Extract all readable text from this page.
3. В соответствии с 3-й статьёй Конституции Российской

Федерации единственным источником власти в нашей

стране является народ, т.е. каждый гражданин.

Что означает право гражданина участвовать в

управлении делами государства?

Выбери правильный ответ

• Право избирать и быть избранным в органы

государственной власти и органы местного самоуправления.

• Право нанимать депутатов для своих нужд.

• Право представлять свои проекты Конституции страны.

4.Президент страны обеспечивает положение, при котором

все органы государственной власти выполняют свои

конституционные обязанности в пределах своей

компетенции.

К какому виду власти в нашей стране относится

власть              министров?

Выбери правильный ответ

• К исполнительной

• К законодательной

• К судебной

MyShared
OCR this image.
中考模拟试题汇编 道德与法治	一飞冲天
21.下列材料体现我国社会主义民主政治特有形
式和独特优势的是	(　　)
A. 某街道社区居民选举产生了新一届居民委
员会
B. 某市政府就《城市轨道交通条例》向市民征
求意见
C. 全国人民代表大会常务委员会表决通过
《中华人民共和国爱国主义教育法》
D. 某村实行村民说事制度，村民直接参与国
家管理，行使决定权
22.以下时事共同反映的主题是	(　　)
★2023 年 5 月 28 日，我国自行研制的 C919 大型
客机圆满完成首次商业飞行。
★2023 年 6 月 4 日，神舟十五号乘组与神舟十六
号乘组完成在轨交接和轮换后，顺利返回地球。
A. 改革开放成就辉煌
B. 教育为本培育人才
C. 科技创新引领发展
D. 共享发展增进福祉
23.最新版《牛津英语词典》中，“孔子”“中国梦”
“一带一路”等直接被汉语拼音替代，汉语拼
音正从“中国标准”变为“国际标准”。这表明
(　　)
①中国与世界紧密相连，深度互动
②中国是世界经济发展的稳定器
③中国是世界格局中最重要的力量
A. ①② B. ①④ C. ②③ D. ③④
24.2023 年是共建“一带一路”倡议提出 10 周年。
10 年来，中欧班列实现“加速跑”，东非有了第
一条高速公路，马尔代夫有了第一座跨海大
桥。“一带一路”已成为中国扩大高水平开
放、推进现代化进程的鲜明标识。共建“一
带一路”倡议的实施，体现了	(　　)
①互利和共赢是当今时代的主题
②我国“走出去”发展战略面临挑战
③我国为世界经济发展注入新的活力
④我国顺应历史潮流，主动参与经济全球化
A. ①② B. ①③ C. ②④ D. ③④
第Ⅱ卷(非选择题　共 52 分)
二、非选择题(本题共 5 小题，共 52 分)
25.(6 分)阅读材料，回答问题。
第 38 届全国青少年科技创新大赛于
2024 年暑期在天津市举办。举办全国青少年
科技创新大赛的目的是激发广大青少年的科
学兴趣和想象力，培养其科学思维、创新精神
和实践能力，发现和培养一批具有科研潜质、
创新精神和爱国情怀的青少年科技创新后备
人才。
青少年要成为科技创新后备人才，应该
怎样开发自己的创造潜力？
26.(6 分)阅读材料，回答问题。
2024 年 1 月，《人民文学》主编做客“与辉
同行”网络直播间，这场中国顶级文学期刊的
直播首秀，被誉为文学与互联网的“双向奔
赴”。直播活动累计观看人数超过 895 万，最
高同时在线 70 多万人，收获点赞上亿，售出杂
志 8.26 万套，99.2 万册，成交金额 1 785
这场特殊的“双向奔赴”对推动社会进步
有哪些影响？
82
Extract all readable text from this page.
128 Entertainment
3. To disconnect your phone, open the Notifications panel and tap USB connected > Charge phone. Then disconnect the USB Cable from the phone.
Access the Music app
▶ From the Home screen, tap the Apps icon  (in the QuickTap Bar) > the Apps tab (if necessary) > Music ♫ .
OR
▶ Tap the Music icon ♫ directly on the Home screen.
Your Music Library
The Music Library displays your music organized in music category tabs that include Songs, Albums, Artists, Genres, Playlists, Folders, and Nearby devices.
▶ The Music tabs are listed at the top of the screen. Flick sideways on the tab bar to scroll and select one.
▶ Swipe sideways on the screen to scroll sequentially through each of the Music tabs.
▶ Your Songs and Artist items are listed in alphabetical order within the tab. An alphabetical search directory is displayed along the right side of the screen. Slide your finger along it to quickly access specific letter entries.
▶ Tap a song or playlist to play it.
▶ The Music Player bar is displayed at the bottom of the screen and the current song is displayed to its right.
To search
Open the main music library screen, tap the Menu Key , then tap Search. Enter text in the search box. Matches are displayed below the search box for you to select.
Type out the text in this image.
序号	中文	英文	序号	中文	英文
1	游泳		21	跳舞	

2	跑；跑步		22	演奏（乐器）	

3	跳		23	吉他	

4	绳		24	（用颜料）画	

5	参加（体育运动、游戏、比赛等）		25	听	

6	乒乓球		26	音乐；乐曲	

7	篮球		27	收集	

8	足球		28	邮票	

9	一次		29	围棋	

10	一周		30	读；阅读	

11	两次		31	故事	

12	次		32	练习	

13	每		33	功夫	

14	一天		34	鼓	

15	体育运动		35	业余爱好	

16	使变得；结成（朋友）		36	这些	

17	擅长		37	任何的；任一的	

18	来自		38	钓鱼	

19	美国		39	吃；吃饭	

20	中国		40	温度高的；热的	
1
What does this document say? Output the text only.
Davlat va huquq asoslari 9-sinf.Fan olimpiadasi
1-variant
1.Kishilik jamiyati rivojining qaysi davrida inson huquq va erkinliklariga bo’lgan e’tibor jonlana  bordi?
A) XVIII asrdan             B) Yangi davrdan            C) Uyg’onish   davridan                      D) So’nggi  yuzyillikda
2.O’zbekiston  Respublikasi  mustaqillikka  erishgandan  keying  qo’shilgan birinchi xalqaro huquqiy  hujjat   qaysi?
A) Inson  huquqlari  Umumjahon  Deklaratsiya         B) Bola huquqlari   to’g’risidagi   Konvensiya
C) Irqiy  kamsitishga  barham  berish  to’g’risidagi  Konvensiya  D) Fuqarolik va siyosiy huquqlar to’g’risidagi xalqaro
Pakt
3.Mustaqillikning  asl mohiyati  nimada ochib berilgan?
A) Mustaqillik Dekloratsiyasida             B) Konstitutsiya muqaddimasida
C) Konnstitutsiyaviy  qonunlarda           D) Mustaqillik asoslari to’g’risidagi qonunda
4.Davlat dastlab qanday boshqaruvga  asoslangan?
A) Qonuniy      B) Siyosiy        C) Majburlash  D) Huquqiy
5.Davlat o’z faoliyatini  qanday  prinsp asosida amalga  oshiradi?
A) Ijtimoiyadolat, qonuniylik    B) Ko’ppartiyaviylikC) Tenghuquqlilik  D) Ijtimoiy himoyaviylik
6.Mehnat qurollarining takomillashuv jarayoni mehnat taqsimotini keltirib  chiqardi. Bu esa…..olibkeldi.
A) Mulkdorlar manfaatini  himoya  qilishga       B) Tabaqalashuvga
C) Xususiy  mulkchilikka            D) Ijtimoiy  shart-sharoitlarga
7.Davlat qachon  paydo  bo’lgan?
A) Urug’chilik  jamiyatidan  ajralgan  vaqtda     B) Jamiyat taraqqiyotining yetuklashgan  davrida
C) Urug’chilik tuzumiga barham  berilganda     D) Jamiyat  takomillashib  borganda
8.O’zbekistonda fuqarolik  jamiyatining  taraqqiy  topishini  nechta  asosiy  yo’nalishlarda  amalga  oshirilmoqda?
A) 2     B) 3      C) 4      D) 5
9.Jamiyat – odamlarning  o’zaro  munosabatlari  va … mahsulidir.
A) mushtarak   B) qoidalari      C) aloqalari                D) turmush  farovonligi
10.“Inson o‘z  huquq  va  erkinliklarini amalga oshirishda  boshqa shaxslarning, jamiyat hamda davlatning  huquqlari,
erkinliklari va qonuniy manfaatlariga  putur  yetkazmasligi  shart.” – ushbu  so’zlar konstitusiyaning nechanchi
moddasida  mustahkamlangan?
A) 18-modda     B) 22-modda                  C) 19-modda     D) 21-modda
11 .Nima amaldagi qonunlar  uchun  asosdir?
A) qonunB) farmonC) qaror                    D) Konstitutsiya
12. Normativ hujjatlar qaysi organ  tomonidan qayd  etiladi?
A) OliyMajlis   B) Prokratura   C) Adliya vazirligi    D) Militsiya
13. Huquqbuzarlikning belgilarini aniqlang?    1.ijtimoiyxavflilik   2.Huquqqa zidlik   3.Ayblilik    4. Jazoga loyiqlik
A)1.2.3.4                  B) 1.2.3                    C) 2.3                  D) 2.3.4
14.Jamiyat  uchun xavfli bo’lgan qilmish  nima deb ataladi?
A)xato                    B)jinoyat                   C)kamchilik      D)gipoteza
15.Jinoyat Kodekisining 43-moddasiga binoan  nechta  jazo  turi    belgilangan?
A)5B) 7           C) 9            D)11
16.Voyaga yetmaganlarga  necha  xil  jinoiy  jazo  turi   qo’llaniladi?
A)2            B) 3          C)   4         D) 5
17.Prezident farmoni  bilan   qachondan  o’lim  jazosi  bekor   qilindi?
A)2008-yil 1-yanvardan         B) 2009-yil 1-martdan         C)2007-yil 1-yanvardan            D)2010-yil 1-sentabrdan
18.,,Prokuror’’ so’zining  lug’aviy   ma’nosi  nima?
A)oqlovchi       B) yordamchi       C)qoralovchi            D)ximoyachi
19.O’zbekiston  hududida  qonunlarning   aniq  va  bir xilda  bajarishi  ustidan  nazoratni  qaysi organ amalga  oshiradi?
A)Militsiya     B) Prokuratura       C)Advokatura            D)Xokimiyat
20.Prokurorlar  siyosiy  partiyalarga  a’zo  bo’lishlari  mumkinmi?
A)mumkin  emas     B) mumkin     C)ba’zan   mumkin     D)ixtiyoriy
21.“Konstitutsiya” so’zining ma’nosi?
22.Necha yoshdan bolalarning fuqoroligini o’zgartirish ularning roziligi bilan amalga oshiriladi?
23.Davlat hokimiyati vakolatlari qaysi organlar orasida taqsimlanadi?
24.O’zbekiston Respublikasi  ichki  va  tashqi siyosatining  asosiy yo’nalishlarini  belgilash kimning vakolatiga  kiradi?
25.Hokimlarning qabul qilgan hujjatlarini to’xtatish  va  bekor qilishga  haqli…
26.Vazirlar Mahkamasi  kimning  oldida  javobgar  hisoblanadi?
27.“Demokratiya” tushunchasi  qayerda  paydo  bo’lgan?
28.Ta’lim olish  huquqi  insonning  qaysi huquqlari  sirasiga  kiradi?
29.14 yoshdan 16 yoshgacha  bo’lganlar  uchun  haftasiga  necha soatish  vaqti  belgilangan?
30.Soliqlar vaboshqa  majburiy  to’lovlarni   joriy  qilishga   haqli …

========

◆ What to do
Go through the entries above and copy every line containing "select".

◆ Written solution
▶ The Music tabs are listed at the top of the screen. Flick sideways on the tab bar to scroll and select one.
Open the main music library screen, tap the Menu Key , then tap Search. Enter text in the search box. Matches are displayed below the search box for you to select.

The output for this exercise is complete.